GOAL –
Reproduce the records below in full and exactly, without their images.

Records from a data collection –
******************************

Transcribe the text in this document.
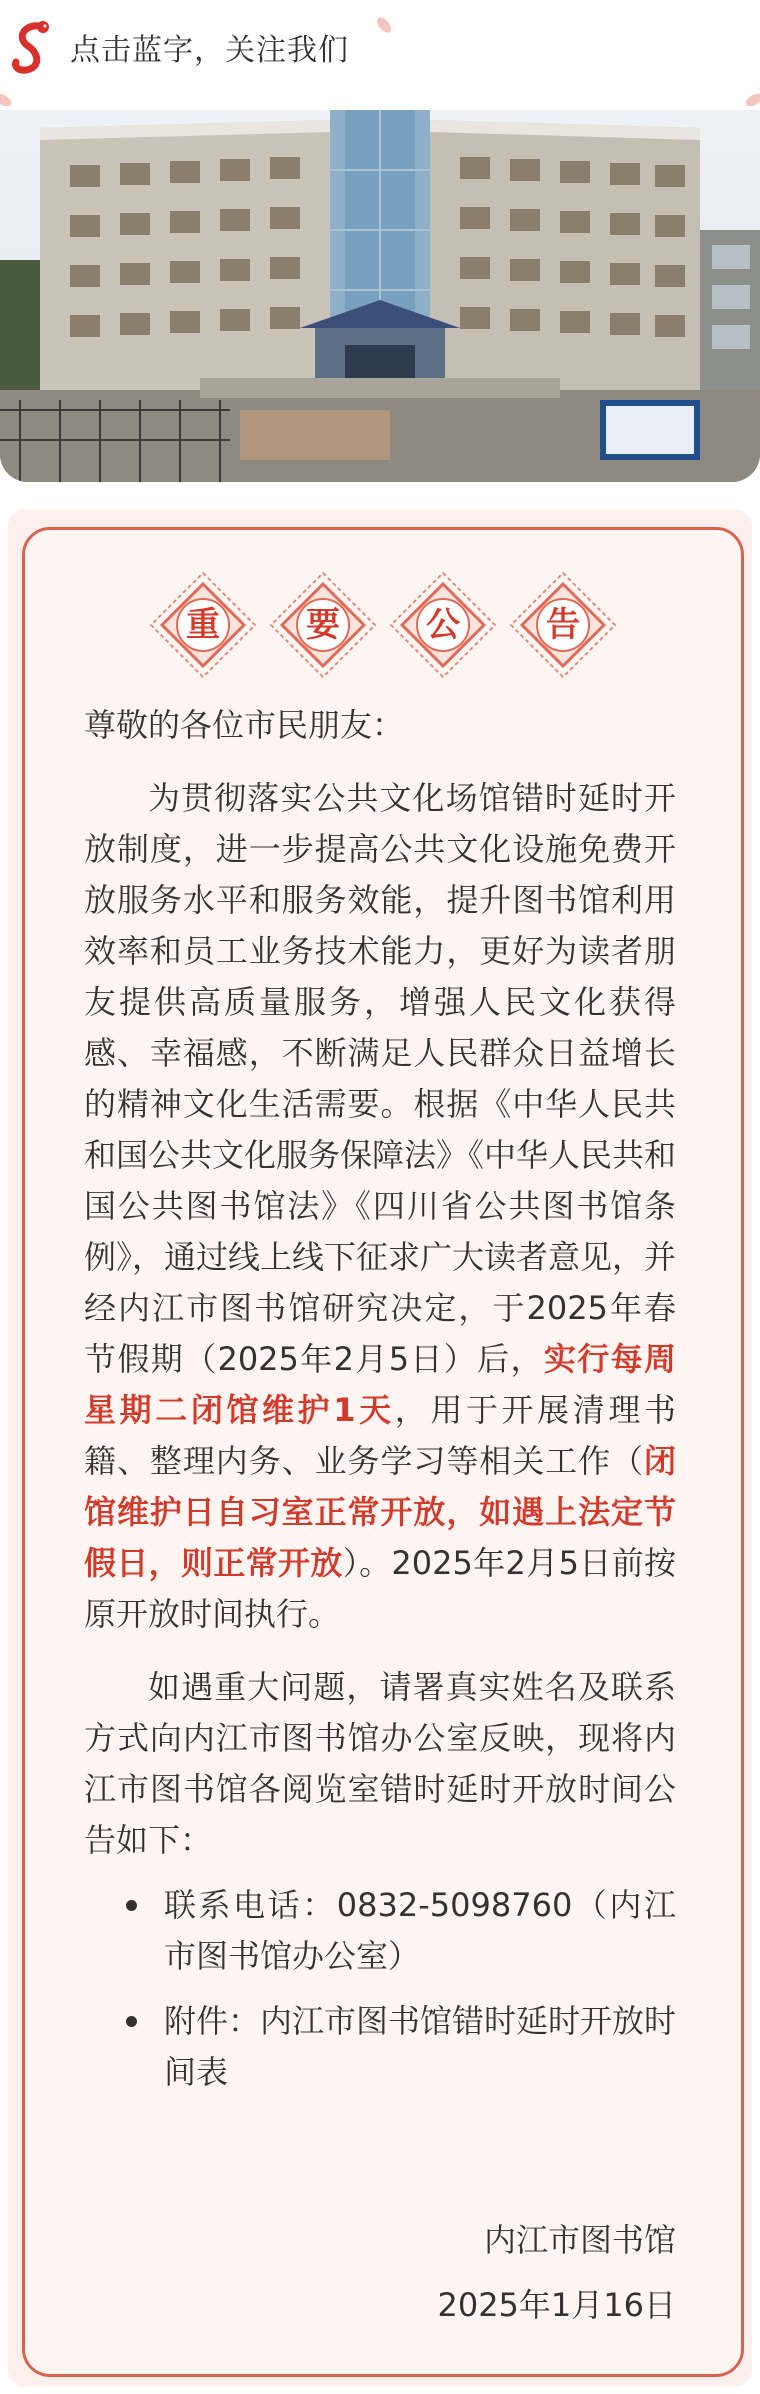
点击蓝字，关注我们
重	要	公	告

尊敬的各位市民朋友：

为贯彻落实公共文化场馆错时延时开放制度，进一步提高公共文化设施免费开放服务水平和服务效能，提升图书馆利用效率和员工业务技术能力，更好为读者朋友提供高质量服务，增强人民文化获得感、幸福感，不断满足人民群众日益增长的精神文化生活需要。根据《中华人民共和国公共文化服务保障法》《中华人民共和国公共图书馆法》《四川省公共图书馆条例》，通过线上线下征求广大读者意见，并经内江市图书馆研究决定，于2025年春节假期（2025年2月5日）后，实行每周星期二闭馆维护1天，用于开展清理书籍、整理内务、业务学习等相关工作（闭馆维护日自习室正常开放，如遇上法定节假日，则正常开放）。2025年2月5日前按原开放时间执行。

如遇重大问题，请署真实姓名及联系方式向内江市图书馆办公室反映，现将内江市图书馆各阅览室错时延时开放时间公告如下：

联系电话：0832-5098760（内江市图书馆办公室）
附件：内江市图书馆错时延时开放时间表
内江市图书馆
2025年1月16日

******************************

TASK OUTPUT –
Transcribe the text in this document.
点击蓝字，关注我们
重	要	公	告

尊敬的各位市民朋友：

为贯彻落实公共文化场馆错时延时开放制度，进一步提高公共文化设施免费开放服务水平和服务效能，提升图书馆利用效率和员工业务技术能力，更好为读者朋友提供高质量服务，增强人民文化获得感、幸福感，不断满足人民群众日益增长的精神文化生活需要。根据《中华人民共和国公共文化服务保障法》《中华人民共和国公共图书馆法》《四川省公共图书馆条例》，通过线上线下征求广大读者意见，并经内江市图书馆研究决定，于2025年春节假期（2025年2月5日）后，实行每周星期二闭馆维护1天，用于开展清理书籍、整理内务、业务学习等相关工作（闭馆维护日自习室正常开放，如遇上法定节假日，则正常开放）。2025年2月5日前按原开放时间执行。

如遇重大问题，请署真实姓名及联系方式向内江市图书馆办公室反映，现将内江市图书馆各阅览室错时延时开放时间公告如下：

联系电话：0832-5098760（内江市图书馆办公室）
附件：内江市图书馆错时延时开放时间表
内江市图书馆
2025年1月16日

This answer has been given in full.